▽
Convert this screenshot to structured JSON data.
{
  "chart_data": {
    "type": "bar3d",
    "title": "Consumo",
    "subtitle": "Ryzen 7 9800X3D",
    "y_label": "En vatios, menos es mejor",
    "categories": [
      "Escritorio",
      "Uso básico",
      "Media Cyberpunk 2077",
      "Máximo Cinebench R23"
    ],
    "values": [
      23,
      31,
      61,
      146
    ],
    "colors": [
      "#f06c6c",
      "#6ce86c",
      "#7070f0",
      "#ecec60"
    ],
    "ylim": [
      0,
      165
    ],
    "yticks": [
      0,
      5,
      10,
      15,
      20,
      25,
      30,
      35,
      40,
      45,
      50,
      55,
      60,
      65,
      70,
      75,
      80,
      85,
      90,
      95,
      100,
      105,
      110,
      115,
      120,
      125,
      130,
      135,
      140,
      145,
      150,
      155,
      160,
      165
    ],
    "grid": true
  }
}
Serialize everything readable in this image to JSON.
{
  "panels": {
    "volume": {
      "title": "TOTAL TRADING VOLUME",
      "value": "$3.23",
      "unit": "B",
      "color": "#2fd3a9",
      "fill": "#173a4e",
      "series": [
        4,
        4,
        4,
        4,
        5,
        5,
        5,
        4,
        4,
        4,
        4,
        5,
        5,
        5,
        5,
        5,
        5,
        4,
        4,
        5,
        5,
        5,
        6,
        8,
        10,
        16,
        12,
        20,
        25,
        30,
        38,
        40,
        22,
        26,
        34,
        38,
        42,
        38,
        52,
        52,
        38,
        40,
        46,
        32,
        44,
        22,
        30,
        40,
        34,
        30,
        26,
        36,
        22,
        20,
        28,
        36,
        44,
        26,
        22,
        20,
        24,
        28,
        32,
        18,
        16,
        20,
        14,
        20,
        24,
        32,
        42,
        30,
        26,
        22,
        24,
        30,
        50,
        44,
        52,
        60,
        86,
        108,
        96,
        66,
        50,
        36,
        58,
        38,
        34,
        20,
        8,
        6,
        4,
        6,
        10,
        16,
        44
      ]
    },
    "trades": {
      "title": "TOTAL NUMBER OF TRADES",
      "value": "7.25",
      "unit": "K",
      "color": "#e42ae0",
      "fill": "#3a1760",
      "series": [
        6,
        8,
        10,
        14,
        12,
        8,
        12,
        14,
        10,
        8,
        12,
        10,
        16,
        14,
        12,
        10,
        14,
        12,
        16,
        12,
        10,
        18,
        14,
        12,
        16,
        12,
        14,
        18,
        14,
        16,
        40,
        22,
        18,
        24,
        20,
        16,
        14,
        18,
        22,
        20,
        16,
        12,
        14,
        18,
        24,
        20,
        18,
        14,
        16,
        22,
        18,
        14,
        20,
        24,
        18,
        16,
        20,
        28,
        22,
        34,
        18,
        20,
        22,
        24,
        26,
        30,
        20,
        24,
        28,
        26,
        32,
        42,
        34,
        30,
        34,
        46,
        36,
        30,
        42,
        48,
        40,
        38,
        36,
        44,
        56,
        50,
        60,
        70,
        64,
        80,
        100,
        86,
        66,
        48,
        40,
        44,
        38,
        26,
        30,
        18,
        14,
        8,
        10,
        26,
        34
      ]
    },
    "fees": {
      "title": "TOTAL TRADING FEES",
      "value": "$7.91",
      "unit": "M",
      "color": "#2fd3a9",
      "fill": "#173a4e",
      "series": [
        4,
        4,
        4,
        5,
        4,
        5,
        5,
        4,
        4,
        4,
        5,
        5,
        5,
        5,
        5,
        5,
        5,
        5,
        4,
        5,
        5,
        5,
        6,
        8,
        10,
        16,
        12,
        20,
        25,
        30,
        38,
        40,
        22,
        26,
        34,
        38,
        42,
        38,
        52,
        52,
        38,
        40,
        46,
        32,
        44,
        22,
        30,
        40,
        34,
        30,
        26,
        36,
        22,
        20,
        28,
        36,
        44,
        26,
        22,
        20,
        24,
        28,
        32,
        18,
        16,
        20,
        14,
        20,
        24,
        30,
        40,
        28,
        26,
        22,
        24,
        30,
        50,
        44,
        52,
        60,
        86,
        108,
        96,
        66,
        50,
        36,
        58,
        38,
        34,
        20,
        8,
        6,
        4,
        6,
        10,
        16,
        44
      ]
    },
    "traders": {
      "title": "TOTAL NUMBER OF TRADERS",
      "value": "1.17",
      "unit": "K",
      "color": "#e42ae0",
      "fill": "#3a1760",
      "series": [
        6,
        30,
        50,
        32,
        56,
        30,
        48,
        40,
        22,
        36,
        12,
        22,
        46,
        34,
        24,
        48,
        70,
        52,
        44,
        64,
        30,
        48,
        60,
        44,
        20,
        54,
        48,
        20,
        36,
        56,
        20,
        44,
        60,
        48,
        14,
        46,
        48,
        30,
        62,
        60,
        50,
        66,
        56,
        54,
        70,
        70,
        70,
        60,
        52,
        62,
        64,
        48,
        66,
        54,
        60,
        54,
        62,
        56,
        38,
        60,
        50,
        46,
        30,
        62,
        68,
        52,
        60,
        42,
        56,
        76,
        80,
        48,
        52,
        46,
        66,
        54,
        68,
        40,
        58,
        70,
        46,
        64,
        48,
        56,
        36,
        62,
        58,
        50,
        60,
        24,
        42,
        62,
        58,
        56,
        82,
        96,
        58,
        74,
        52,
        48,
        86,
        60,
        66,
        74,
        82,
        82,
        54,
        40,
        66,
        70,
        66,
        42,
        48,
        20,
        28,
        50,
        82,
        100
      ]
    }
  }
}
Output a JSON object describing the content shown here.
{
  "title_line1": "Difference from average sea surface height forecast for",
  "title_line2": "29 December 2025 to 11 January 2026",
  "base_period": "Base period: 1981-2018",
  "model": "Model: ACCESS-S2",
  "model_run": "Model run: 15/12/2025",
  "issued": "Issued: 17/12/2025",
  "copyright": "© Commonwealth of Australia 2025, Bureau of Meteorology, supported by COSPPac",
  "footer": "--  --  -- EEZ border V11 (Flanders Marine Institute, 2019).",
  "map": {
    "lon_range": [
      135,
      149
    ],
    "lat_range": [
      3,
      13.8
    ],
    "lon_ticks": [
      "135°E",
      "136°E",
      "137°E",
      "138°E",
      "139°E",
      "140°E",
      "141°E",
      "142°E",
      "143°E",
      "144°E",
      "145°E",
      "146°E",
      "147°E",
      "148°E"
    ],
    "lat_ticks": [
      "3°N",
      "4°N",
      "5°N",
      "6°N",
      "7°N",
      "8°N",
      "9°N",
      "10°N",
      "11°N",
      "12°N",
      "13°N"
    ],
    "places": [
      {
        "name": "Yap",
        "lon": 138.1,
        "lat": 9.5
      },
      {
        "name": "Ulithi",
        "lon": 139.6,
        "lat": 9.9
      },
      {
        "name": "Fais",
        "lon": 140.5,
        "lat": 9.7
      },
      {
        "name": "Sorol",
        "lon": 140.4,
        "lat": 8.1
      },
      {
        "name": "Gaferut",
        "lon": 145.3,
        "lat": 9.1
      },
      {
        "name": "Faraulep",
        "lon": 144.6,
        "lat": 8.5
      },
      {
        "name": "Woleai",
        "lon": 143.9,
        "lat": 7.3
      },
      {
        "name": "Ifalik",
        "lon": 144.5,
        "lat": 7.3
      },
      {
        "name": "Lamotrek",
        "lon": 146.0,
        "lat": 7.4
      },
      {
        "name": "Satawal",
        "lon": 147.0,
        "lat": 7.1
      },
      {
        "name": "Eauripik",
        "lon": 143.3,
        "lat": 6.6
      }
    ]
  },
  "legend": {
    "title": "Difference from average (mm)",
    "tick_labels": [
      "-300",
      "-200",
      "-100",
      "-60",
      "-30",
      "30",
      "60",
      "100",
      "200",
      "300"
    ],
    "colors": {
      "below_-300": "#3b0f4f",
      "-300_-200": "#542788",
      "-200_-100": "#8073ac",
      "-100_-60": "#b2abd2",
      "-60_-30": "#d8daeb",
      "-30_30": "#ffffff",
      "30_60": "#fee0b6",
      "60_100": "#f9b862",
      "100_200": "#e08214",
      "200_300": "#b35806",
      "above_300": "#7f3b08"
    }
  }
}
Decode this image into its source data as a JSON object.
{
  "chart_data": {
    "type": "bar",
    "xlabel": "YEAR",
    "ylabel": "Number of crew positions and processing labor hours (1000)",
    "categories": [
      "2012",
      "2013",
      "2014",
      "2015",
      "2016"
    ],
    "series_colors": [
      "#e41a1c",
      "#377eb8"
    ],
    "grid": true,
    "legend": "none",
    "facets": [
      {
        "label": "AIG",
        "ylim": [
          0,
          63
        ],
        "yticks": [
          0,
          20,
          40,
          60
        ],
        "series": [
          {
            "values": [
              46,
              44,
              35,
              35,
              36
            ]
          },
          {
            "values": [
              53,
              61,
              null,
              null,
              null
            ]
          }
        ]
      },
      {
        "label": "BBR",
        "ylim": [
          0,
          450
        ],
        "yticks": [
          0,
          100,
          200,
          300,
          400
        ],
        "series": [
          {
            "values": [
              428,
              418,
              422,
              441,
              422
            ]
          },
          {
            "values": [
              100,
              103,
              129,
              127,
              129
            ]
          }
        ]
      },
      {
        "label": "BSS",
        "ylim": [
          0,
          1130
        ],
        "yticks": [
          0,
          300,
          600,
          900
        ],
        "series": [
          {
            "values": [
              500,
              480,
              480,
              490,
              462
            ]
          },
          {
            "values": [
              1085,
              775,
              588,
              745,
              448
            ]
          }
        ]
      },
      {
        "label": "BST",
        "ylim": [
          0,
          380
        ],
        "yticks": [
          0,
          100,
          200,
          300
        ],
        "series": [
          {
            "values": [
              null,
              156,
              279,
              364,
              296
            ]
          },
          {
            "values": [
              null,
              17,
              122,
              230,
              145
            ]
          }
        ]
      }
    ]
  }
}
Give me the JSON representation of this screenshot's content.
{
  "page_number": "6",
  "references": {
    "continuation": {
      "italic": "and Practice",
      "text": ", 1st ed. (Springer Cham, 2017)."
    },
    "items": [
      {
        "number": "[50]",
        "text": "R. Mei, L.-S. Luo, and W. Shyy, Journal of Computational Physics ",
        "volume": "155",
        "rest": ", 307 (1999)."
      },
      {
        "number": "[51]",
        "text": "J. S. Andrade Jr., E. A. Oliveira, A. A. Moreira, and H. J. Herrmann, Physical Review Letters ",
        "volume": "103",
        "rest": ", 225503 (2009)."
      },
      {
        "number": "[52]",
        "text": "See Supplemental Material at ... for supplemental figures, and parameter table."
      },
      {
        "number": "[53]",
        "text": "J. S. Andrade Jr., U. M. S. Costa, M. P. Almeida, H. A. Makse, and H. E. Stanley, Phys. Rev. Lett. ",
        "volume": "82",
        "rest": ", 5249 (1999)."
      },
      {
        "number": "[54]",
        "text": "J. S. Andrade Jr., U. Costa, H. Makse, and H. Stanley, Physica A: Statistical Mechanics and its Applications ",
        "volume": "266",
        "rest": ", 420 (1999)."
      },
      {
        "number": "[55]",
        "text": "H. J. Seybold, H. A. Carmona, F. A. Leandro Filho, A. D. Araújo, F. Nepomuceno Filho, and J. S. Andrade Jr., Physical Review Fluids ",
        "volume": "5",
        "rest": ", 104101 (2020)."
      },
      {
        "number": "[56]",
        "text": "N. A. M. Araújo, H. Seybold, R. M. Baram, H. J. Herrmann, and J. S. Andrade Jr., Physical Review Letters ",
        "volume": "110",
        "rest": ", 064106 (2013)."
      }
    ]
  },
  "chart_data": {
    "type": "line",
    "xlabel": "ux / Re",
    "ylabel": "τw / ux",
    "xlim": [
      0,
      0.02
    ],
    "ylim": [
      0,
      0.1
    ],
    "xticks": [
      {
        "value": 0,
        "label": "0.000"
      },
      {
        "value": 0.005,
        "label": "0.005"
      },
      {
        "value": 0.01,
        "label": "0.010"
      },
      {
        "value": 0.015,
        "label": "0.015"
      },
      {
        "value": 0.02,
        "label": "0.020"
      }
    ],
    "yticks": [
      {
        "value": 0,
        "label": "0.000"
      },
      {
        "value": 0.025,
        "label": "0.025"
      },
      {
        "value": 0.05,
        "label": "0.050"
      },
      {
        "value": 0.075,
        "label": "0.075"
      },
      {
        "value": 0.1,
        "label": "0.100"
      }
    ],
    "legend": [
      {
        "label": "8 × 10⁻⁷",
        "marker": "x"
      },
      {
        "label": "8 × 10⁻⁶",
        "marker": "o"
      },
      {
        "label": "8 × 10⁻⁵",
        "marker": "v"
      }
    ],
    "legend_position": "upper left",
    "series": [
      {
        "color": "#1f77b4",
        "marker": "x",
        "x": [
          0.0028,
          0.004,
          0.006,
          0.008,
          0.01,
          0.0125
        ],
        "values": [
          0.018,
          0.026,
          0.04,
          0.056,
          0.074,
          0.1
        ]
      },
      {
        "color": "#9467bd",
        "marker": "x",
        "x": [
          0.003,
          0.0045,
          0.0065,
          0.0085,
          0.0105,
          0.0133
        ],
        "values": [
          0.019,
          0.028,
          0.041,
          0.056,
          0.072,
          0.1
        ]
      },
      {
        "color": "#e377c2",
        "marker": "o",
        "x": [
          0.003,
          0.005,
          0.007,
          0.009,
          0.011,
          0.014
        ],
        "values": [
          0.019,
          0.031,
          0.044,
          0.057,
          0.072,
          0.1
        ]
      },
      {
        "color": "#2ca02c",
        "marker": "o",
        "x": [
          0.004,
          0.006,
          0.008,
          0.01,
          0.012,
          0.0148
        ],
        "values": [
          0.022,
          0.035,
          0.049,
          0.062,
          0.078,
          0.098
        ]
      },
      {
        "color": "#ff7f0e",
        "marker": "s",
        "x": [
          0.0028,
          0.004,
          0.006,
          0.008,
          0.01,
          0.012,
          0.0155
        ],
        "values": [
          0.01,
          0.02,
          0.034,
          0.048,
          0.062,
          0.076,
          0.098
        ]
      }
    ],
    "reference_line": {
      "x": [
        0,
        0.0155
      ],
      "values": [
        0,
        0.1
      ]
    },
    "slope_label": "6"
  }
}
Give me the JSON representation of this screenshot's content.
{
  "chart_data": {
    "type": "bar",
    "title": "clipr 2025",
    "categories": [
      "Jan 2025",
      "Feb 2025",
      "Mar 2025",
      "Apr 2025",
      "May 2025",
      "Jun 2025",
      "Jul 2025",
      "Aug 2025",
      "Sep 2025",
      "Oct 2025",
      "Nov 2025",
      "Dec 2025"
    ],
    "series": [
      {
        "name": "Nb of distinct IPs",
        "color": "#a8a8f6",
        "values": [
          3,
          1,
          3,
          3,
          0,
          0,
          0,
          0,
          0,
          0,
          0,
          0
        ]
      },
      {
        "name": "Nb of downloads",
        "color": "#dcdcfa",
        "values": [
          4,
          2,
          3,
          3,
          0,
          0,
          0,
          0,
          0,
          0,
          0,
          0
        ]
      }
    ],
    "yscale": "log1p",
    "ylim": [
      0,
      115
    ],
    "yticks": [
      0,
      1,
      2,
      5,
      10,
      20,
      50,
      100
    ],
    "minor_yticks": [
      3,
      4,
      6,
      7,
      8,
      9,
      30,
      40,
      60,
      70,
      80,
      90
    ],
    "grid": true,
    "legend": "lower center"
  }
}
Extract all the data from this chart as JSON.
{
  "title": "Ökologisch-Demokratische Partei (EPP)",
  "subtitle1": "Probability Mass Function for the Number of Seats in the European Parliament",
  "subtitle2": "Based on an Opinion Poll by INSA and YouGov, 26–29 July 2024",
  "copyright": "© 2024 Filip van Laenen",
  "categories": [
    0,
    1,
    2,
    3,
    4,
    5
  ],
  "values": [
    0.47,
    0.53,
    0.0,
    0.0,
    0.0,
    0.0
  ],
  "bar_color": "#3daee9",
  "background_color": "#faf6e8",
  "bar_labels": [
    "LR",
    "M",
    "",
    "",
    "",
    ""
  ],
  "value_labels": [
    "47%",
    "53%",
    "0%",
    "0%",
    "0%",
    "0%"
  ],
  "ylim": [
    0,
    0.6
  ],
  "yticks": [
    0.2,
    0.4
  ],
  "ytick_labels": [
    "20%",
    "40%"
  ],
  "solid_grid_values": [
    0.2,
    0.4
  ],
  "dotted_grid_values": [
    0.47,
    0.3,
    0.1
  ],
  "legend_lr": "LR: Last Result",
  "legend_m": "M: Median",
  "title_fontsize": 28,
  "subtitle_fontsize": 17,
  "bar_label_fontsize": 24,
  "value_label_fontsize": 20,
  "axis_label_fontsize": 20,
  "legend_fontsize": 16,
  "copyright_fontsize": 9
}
△
● **Stated exercise**:
Give only the number of lines in the material above that include the word "marker".

● **Exercise output**:
8